--- Listing ---

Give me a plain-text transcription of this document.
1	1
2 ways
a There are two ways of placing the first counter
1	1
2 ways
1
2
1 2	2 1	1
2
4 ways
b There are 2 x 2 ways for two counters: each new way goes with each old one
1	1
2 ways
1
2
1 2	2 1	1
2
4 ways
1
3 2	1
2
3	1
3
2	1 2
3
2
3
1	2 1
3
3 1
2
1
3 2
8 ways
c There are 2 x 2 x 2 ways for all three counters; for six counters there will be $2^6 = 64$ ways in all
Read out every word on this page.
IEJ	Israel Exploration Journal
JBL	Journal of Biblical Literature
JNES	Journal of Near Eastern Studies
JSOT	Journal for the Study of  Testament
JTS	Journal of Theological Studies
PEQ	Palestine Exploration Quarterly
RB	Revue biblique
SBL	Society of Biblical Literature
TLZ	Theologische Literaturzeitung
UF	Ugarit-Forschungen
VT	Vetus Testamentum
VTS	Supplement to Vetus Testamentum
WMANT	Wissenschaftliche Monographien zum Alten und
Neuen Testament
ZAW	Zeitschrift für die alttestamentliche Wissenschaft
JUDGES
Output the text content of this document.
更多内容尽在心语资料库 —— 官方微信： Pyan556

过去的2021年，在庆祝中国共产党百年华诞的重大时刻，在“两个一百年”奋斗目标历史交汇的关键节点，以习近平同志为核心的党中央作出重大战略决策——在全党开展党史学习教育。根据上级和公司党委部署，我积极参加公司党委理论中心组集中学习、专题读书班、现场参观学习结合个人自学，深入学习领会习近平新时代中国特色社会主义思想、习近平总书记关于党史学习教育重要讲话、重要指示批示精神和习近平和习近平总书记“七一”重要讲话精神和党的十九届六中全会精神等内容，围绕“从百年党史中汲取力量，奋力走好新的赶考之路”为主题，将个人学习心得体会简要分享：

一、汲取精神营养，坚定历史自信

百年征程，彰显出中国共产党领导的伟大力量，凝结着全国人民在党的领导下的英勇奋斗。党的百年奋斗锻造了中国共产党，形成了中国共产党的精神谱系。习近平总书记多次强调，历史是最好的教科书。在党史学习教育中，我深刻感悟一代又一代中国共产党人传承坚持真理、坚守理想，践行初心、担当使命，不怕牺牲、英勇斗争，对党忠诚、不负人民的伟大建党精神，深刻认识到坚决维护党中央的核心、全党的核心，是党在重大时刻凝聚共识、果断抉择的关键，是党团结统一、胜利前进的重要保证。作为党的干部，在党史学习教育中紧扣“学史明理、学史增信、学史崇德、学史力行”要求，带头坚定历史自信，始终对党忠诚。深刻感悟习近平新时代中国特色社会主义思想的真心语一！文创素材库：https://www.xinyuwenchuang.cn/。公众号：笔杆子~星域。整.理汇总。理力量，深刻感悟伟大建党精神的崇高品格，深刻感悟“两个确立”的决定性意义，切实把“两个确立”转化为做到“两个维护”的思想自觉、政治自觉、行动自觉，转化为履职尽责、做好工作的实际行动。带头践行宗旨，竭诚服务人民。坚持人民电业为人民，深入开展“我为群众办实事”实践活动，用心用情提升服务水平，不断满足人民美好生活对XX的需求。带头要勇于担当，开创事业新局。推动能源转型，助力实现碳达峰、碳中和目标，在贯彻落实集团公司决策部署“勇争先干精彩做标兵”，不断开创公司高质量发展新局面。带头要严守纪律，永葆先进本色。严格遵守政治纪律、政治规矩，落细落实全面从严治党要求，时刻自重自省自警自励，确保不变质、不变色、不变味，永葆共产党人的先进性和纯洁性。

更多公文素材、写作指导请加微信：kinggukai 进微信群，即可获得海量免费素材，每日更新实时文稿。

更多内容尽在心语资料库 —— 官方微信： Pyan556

---

What you need to do
Each line above that holds the string "document" should be copied and shown.

Worked answer
Give me a plain-text transcription of this document.
Output the text content of this document.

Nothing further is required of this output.